-- START Supplied data --

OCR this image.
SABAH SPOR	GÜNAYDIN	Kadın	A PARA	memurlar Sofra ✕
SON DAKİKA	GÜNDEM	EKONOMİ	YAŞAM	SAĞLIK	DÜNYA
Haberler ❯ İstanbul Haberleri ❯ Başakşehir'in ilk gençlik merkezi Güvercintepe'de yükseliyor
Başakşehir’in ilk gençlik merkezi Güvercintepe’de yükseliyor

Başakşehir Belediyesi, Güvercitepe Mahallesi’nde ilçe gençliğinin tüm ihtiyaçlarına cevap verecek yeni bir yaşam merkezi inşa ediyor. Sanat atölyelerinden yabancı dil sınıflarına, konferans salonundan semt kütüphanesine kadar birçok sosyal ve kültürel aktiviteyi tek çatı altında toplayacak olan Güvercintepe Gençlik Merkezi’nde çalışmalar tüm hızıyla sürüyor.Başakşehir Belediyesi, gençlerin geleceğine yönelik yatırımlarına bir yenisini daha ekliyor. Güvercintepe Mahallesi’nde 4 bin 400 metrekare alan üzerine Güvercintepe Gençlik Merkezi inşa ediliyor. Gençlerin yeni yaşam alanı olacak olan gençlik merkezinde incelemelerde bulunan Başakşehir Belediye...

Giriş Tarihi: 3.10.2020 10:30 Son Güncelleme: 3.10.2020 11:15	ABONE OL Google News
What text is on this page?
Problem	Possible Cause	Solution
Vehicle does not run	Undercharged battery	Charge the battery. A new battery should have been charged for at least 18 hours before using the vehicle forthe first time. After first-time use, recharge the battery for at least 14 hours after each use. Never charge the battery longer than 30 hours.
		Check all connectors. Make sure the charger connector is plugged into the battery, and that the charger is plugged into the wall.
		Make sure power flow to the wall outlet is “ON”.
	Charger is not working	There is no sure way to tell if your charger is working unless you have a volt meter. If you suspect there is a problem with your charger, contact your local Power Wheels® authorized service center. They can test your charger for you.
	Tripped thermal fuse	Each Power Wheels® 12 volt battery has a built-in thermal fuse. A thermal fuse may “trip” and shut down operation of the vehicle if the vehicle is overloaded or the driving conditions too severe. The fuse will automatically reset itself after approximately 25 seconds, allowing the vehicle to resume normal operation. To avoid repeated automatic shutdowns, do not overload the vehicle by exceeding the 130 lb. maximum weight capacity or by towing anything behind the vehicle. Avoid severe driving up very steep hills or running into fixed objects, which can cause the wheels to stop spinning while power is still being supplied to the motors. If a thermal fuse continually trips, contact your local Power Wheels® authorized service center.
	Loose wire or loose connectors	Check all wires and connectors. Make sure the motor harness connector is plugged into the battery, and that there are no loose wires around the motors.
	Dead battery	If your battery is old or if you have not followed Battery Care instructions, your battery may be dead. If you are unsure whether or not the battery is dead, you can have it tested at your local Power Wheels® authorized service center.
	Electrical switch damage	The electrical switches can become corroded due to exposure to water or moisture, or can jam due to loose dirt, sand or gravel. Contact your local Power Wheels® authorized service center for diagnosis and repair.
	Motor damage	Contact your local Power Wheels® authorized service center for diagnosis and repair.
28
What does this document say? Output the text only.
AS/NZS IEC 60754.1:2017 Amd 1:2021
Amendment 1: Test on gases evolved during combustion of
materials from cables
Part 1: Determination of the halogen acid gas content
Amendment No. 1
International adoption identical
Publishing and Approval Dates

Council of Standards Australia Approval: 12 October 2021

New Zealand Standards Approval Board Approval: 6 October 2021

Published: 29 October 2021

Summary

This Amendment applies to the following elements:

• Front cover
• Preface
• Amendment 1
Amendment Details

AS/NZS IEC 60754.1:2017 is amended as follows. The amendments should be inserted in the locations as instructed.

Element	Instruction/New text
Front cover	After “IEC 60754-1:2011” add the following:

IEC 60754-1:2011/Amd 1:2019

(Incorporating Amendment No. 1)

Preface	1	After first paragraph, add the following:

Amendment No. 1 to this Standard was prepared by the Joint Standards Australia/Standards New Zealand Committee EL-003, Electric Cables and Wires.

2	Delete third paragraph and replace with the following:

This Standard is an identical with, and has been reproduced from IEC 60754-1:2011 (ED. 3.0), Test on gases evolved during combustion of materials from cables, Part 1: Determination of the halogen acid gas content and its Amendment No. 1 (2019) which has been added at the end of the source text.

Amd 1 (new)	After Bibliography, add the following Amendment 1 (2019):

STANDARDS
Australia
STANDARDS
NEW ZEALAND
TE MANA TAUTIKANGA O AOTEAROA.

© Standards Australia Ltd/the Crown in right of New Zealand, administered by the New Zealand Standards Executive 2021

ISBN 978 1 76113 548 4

-- END Supplied data --

**Job:** Select and copy every line from the records that includes the word "Approval".

**Written response:**
Publishing and Approval Dates
Council of Standards Australia Approval: 12 October 2021
New Zealand Standards Approval Board Approval: 6 October 2021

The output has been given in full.